**Supplied material:**
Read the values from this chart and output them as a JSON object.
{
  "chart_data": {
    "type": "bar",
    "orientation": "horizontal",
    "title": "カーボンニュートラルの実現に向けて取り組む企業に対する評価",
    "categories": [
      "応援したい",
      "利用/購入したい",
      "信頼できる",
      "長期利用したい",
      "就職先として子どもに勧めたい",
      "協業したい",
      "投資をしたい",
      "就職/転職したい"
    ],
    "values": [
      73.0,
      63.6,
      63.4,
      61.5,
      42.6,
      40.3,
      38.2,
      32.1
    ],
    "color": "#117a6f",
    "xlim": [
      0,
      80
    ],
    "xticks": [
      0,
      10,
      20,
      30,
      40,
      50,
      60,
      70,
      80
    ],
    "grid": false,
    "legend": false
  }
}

**Exercise:** Transcribe the whole listing with nothing added or left out.

**Output of the task:**
Read the values from this chart and output them as a JSON object.
{
  "chart_data": {
    "type": "bar",
    "orientation": "horizontal",
    "title": "カーボンニュートラルの実現に向けて取り組む企業に対する評価",
    "categories": [
      "応援したい",
      "利用/購入したい",
      "信頼できる",
      "長期利用したい",
      "就職先として子どもに勧めたい",
      "協業したい",
      "投資をしたい",
      "就職/転職したい"
    ],
    "values": [
      73.0,
      63.6,
      63.4,
      61.5,
      42.6,
      40.3,
      38.2,
      32.1
    ],
    "color": "#117a6f",
    "xlim": [
      0,
      80
    ],
    "xticks": [
      0,
      10,
      20,
      30,
      40,
      50,
      60,
      70,
      80
    ],
    "grid": false,
    "legend": false
  }
}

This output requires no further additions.